PROVIDED PASSAGE =>

I flew an eight-segment mileage run last month that included a roundtrip from Boston to Tokyo via San Francisco. And due to an unadvertised promotional first class fare (about $3,000) out of select U.S. origins to Tokyo (or Beijing), I was able to fly in comfort and nabbed my favorite seat onboard any United aircraft – 2K on a Boeing 747-400.
My flight into San Francisco from Boston arrived just about on schedule, leaving me with enough time for a quick visit to the Global First lounge to catch up on emails. At the check-in desk when I was welcomed as “Mr. Booth,” the person next to me asked, “Darren Booth?” Turns out he reads my blog – what a small world. It was nice to meet you, Sean!
I headed to the gate ahead of boarding time to… well… be a “gate louse” and position myself near the front of the Premier Access lane. Why? Because those darn 747s have such limited overhead space in first class that I didn’t want to stow my bags in business class, which often happens. I was about the 10th person on and I settled into my seat (and yes, got my coveted overhead bin space). Oh, and for those unfamiliar with United, there’s absolutely no priority given to Global First passengers over business class (or many elites).
The menu, pillows and blanket were awaiting me at my seat, and the amenity kit and slippers were already stowed in the side console compartment. Pre-departure beverage service was slow as the lead flight attendant in Global First spent an inordinate amount of time gabbing with a couple of passengers. And I noted some friction between the lead and purser, which I wrote about in my “The Reality Check That Is United Airlines Global First Class” post.

Document structure recognition data =>

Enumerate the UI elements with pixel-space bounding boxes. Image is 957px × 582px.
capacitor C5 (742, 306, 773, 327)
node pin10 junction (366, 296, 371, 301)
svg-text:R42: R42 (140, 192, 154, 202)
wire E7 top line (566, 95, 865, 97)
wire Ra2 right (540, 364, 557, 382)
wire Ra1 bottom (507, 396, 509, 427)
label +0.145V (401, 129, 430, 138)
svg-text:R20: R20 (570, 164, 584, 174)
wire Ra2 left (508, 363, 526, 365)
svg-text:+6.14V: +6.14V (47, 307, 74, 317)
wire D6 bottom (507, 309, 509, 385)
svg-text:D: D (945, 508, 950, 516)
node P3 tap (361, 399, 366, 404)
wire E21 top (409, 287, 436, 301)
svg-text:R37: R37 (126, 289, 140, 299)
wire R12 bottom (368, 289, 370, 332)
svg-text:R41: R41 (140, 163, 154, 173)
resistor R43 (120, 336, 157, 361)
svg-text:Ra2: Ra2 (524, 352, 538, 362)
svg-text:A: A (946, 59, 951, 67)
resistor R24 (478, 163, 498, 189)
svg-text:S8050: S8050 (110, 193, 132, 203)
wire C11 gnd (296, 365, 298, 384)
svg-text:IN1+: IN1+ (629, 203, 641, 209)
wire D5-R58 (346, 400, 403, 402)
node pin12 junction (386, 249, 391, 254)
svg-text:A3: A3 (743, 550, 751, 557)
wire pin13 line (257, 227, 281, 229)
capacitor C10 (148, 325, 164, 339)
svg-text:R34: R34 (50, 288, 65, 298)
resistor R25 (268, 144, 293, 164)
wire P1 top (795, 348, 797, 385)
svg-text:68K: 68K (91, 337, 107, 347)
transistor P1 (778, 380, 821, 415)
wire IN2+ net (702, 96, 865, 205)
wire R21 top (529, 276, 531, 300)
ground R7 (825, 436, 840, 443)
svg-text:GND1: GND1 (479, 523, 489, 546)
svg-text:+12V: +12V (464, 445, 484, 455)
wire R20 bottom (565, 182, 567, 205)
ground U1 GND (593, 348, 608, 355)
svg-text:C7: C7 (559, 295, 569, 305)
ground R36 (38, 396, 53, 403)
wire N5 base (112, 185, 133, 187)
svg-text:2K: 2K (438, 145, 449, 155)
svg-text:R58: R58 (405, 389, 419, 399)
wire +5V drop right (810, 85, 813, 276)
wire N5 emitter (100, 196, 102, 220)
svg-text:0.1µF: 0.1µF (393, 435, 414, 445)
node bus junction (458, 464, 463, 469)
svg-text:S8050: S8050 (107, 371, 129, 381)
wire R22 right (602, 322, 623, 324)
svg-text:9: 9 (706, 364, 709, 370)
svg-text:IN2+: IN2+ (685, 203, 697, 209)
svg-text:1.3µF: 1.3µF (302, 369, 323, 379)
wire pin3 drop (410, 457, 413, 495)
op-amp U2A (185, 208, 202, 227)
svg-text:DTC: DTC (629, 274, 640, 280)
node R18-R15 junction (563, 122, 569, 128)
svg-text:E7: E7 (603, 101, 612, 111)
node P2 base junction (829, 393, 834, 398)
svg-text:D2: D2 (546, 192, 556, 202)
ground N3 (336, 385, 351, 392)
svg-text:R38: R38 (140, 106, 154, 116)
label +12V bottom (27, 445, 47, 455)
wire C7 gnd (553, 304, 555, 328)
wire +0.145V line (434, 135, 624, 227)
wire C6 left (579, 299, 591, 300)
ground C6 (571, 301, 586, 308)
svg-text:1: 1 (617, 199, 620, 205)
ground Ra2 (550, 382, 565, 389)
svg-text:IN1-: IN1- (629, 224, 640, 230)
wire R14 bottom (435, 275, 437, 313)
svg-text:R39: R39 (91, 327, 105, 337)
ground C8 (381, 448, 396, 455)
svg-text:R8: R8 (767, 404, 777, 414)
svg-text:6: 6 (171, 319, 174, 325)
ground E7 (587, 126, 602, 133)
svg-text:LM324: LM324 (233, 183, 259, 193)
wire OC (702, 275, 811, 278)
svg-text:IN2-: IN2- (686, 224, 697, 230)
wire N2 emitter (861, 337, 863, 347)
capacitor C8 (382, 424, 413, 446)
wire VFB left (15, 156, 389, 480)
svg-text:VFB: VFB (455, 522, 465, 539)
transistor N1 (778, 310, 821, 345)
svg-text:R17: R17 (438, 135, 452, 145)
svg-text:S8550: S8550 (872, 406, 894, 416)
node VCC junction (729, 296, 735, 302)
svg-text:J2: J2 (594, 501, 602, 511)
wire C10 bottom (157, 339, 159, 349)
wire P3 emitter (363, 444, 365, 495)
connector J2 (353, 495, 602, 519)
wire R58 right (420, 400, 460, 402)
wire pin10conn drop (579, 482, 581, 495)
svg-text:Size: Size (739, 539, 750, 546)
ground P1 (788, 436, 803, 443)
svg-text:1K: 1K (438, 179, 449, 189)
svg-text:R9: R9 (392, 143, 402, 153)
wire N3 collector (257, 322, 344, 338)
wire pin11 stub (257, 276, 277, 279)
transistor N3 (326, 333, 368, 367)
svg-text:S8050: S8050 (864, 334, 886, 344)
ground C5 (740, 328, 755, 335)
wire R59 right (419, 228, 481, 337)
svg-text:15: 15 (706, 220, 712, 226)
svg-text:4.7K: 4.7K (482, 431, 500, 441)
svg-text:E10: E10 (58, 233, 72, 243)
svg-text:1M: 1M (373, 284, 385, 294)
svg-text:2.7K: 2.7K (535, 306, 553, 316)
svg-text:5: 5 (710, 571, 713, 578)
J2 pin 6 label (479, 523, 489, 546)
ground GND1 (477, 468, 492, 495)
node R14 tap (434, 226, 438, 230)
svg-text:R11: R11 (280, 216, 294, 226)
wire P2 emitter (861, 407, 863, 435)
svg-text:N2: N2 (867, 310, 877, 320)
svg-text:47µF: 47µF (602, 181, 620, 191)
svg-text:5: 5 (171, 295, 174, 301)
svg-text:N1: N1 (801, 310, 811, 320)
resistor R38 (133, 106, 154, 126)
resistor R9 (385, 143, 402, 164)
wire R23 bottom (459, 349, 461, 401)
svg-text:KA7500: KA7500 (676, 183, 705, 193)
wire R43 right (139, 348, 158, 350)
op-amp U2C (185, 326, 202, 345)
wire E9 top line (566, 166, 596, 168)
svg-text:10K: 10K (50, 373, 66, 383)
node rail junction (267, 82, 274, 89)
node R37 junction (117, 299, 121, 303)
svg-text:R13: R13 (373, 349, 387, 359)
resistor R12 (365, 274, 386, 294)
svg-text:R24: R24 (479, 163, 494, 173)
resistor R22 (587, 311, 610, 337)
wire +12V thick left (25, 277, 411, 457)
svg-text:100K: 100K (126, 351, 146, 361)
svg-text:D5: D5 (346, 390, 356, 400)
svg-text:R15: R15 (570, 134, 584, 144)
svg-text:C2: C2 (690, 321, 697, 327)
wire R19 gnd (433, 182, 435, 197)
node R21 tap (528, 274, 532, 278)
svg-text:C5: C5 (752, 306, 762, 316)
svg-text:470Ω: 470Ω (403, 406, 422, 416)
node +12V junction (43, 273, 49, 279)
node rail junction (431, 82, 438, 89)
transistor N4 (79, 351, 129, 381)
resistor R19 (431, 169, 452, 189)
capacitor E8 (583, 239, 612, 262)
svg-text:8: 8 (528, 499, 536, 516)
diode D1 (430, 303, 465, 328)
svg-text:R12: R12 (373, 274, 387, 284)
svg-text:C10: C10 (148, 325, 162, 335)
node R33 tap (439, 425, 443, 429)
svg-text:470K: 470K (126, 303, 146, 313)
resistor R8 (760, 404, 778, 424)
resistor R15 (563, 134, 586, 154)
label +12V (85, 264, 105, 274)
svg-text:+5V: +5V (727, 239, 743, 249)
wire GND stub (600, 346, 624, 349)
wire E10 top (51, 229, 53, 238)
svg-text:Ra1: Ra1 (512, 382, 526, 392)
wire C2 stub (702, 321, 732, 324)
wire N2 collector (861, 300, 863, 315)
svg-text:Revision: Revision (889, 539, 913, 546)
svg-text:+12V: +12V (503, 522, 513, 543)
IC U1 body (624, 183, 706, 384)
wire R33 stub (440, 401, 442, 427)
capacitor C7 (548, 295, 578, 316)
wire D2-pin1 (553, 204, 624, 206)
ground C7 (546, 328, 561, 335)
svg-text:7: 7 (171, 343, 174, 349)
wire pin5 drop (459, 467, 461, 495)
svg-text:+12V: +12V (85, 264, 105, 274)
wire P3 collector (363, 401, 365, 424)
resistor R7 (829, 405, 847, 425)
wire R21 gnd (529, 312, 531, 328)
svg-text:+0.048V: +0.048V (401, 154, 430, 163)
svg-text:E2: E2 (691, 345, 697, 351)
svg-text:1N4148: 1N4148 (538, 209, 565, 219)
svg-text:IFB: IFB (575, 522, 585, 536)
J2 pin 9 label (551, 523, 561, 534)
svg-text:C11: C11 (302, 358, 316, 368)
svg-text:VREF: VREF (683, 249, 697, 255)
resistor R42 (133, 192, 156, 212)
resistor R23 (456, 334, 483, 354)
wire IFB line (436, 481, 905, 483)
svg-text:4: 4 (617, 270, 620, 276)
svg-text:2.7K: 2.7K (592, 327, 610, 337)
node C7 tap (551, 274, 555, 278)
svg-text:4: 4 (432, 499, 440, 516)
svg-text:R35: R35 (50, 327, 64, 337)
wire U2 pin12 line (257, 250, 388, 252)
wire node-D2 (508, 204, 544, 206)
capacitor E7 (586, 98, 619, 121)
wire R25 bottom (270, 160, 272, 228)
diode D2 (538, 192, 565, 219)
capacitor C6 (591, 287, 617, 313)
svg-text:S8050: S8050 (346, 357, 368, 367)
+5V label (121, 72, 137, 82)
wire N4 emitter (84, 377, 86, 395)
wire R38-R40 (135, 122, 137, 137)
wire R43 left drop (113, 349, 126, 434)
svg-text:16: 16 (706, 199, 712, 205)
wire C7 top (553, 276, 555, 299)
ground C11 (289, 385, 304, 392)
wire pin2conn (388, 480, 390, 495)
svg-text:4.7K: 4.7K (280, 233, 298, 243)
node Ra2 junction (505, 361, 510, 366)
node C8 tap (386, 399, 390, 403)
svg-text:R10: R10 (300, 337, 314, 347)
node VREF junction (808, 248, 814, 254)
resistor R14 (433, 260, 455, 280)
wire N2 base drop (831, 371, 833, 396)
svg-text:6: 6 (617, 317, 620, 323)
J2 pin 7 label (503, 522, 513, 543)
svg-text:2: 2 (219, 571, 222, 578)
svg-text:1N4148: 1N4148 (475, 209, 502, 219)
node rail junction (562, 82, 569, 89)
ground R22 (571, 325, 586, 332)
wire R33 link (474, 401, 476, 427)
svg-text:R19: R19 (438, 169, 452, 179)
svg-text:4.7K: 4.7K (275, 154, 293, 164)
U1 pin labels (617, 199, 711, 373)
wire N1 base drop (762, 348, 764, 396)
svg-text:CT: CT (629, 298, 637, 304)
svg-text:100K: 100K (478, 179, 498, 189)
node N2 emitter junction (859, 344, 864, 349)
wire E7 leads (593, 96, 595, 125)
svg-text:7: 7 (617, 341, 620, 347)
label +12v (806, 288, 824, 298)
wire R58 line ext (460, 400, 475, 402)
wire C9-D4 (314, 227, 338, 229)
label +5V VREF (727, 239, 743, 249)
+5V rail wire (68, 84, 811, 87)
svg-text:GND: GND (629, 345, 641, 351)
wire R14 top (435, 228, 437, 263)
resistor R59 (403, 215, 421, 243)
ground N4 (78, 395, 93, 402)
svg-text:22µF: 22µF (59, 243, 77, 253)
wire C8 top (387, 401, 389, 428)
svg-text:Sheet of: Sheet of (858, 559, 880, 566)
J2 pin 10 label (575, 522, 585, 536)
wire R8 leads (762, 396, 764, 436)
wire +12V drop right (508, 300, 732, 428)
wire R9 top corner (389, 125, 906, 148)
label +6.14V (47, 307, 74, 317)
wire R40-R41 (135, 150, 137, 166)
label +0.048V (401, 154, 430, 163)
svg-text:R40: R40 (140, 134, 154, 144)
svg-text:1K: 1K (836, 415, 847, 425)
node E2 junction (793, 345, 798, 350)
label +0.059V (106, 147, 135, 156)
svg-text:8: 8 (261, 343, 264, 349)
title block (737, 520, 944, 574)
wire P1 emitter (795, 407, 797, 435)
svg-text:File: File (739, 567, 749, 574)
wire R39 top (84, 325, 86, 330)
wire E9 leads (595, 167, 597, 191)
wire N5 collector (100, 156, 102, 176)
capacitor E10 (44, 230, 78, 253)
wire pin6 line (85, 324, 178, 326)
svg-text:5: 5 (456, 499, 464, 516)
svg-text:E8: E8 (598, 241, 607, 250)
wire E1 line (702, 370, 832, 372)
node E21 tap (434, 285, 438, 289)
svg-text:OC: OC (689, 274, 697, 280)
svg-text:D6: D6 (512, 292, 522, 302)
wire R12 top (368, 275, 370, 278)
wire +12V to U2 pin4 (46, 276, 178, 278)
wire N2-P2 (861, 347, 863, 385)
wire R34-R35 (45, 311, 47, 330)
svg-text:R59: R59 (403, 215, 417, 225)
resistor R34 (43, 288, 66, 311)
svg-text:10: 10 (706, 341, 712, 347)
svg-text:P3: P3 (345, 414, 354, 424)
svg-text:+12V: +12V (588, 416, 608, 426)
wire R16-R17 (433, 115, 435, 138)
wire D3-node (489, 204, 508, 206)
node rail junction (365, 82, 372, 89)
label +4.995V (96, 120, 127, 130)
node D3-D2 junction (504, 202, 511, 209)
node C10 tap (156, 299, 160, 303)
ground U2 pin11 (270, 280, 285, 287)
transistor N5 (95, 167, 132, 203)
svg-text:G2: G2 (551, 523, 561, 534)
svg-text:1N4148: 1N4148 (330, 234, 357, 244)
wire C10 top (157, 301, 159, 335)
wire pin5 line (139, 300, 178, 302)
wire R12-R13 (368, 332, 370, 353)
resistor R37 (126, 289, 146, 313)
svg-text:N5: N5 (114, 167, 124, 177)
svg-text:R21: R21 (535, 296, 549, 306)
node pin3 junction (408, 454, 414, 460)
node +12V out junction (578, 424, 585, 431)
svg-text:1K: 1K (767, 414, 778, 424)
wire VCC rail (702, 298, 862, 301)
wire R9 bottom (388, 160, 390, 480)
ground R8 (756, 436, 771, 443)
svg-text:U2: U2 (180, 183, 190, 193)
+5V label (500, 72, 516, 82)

EXERCISE REQUIREMENTS =>
a. Answer these questions about the United first class trip report, one per line:
(i) Which seat on which aircraft does the writer call a favorite?
(ii) Where did the writer go in San Francisco to catch up on emails?
(iii) What was waiting at the writer's seat on boarding, apart from the amenity kit and slippers?
b. Write the next part of the United first class trip report, picking up after its final paragraph.
The records are not needed to do the work that follows.

TASK RESULTS =>
a.
(i) Seat 2K on a Boeing 747-400.
(ii) The Global First lounge.
(iii) The menu, pillows and blanket.

b.
Newspapers were offered and positioned on the console across from my seat. We pushed nearly on-time and were airborne within about 15 minutes.
The lead noticed my camera and said, “You’d better get your pictures in quick before we take the left turn toward Japan!” I chuckled and said “Thanks,” but little did she know my main intent was to capture the meals. Hot towels, warmed nuts and beverages started the lunch service. Check out the turbulence in that water glass.
Here’s the menu:
The warm appetizer and sushi were served nearly in tandem. I did quite like the beef empanada and pastry, but didn’t touch the sushi as I’m not a fan.
Besides a warm vs. cold appetizer, the only other noticeable difference from Global First to BusinessFirst meals is the addition of a soup course. It was only lukewarm and required a bit of salt to make it tastier.
A rather basic salad followed and I went with the Parmesan-pepper dressing.
For my main course, I chose the Tenderloin of Beef. It was very tender and delicious, the latter likely due to the Delmonico’s steak sauce. I have had decent green beans in-flight before, but these were rubbery and tasteless. And the potatoes cooled off very quickly and were equally bland. More salt.
By this point, I was ready for a nap having been awake since very early Boston time to catch the 6:00 a.m. flight. And so I skipped the cheese and ice cream sundae. Here’s the remainder of the menu:
There was absolutely no mention of the “new” turn-down service for Global First passengers where flight attendants will lower your seat into bed mode and spread the sleeping cushion over the seat. And on the return flight with the same crew, the lead was very vocal how she felt about it saying, “What are we a hotel?!”
The crew spruced up the lavatory as best they could.
A cart was setup near the galley with the assorted sandwiches and nibbles from the “mid-flight snack” menu appearing above. They looked identical to what’s offered in BusinessFirst and not particularly appealing.
About 1.5 hours before arrival, breakfast was served although it was 2:00 p.m. local time in Tokyo. Other airlines flying this timeslot will serve a more time-appropriate meal. I went with the herbed scrambled eggs, ham, turkey sausage and potato gratin… err… tater tots.
While each flight attendant was friendly in their own way, there was certainly nothing exceptional about their service. It was just a typical United flight and I suppose worth what I paid. I can’t imagine anyone wanting to pay full-fare for United’s Global First.